**Excerpted records**
-- BEGIN --
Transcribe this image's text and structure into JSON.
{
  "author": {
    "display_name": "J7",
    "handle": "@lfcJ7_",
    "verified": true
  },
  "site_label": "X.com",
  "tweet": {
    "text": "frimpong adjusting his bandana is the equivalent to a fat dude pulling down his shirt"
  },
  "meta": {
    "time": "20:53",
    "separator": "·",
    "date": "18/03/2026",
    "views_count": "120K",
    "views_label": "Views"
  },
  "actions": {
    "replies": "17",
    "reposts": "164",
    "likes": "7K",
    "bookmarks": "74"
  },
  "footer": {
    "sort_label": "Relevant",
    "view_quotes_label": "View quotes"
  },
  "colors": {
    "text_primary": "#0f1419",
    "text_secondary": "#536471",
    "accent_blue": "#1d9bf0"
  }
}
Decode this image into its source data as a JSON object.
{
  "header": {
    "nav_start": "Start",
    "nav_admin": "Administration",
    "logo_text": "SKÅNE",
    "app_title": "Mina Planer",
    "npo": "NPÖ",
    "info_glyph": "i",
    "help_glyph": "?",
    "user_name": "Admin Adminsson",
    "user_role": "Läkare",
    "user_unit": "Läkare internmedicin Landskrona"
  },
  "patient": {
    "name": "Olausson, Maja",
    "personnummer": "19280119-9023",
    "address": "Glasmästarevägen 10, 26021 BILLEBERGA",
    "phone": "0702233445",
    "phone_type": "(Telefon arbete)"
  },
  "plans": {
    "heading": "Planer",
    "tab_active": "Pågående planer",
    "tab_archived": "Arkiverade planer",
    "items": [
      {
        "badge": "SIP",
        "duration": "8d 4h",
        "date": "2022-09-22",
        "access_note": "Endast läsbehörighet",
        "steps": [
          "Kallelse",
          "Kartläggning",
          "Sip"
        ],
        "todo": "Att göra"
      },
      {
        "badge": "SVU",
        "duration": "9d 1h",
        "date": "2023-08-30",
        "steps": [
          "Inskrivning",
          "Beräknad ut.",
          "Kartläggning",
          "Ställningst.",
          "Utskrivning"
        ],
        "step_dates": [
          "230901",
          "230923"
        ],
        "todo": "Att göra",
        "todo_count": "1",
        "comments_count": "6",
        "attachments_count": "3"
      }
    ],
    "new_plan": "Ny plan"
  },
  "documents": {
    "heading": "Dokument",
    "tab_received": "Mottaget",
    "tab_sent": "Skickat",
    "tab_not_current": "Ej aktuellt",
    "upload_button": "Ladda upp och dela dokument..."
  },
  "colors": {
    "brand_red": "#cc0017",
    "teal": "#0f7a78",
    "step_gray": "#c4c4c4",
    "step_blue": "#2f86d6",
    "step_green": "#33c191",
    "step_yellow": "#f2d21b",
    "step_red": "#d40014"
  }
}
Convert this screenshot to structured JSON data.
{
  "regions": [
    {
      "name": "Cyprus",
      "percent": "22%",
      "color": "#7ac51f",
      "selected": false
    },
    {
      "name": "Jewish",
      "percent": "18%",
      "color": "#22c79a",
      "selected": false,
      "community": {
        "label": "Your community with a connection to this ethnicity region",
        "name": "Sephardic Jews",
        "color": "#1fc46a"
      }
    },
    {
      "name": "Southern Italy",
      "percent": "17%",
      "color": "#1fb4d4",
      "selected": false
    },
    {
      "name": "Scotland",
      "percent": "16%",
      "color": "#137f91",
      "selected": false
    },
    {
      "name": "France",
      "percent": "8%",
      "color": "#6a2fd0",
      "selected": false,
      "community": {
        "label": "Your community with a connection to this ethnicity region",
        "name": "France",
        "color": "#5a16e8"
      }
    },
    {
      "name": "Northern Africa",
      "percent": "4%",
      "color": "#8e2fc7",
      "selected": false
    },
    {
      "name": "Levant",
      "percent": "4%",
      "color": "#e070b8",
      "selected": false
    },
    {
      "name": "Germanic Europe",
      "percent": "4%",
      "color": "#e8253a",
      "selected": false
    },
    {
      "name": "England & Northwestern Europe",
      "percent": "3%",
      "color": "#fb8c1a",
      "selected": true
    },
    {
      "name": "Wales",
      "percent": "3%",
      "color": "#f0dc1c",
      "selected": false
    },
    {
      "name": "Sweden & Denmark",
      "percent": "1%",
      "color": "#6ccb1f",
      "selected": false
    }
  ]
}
-- END --
**Instructions for the task**
Reproduce the data shown above exactly.

**Solution to the exercise**
Transcribe this image's text and structure into JSON.
{
  "author": {
    "display_name": "J7",
    "handle": "@lfcJ7_",
    "verified": true
  },
  "site_label": "X.com",
  "tweet": {
    "text": "frimpong adjusting his bandana is the equivalent to a fat dude pulling down his shirt"
  },
  "meta": {
    "time": "20:53",
    "separator": "·",
    "date": "18/03/2026",
    "views_count": "120K",
    "views_label": "Views"
  },
  "actions": {
    "replies": "17",
    "reposts": "164",
    "likes": "7K",
    "bookmarks": "74"
  },
  "footer": {
    "sort_label": "Relevant",
    "view_quotes_label": "View quotes"
  },
  "colors": {
    "text_primary": "#0f1419",
    "text_secondary": "#536471",
    "accent_blue": "#1d9bf0"
  }
}
Decode this image into its source data as a JSON object.
{
  "header": {
    "nav_start": "Start",
    "nav_admin": "Administration",
    "logo_text": "SKÅNE",
    "app_title": "Mina Planer",
    "npo": "NPÖ",
    "info_glyph": "i",
    "help_glyph": "?",
    "user_name": "Admin Adminsson",
    "user_role": "Läkare",
    "user_unit": "Läkare internmedicin Landskrona"
  },
  "patient": {
    "name": "Olausson, Maja",
    "personnummer": "19280119-9023",
    "address": "Glasmästarevägen 10, 26021 BILLEBERGA",
    "phone": "0702233445",
    "phone_type": "(Telefon arbete)"
  },
  "plans": {
    "heading": "Planer",
    "tab_active": "Pågående planer",
    "tab_archived": "Arkiverade planer",
    "items": [
      {
        "badge": "SIP",
        "duration": "8d 4h",
        "date": "2022-09-22",
        "access_note": "Endast läsbehörighet",
        "steps": [
          "Kallelse",
          "Kartläggning",
          "Sip"
        ],
        "todo": "Att göra"
      },
      {
        "badge": "SVU",
        "duration": "9d 1h",
        "date": "2023-08-30",
        "steps": [
          "Inskrivning",
          "Beräknad ut.",
          "Kartläggning",
          "Ställningst.",
          "Utskrivning"
        ],
        "step_dates": [
          "230901",
          "230923"
        ],
        "todo": "Att göra",
        "todo_count": "1",
        "comments_count": "6",
        "attachments_count": "3"
      }
    ],
    "new_plan": "Ny plan"
  },
  "documents": {
    "heading": "Dokument",
    "tab_received": "Mottaget",
    "tab_sent": "Skickat",
    "tab_not_current": "Ej aktuellt",
    "upload_button": "Ladda upp och dela dokument..."
  },
  "colors": {
    "brand_red": "#cc0017",
    "teal": "#0f7a78",
    "step_gray": "#c4c4c4",
    "step_blue": "#2f86d6",
    "step_green": "#33c191",
    "step_yellow": "#f2d21b",
    "step_red": "#d40014"
  }
}
Convert this screenshot to structured JSON data.
{
  "regions": [
    {
      "name": "Cyprus",
      "percent": "22%",
      "color": "#7ac51f",
      "selected": false
    },
    {
      "name": "Jewish",
      "percent": "18%",
      "color": "#22c79a",
      "selected": false,
      "community": {
        "label": "Your community with a connection to this ethnicity region",
        "name": "Sephardic Jews",
        "color": "#1fc46a"
      }
    },
    {
      "name": "Southern Italy",
      "percent": "17%",
      "color": "#1fb4d4",
      "selected": false
    },
    {
      "name": "Scotland",
      "percent": "16%",
      "color": "#137f91",
      "selected": false
    },
    {
      "name": "France",
      "percent": "8%",
      "color": "#6a2fd0",
      "selected": false,
      "community": {
        "label": "Your community with a connection to this ethnicity region",
        "name": "France",
        "color": "#5a16e8"
      }
    },
    {
      "name": "Northern Africa",
      "percent": "4%",
      "color": "#8e2fc7",
      "selected": false
    },
    {
      "name": "Levant",
      "percent": "4%",
      "color": "#e070b8",
      "selected": false
    },
    {
      "name": "Germanic Europe",
      "percent": "4%",
      "color": "#e8253a",
      "selected": false
    },
    {
      "name": "England & Northwestern Europe",
      "percent": "3%",
      "color": "#fb8c1a",
      "selected": true
    },
    {
      "name": "Wales",
      "percent": "3%",
      "color": "#f0dc1c",
      "selected": false
    },
    {
      "name": "Sweden & Denmark",
      "percent": "1%",
      "color": "#6ccb1f",
      "selected": false
    }
  ]
}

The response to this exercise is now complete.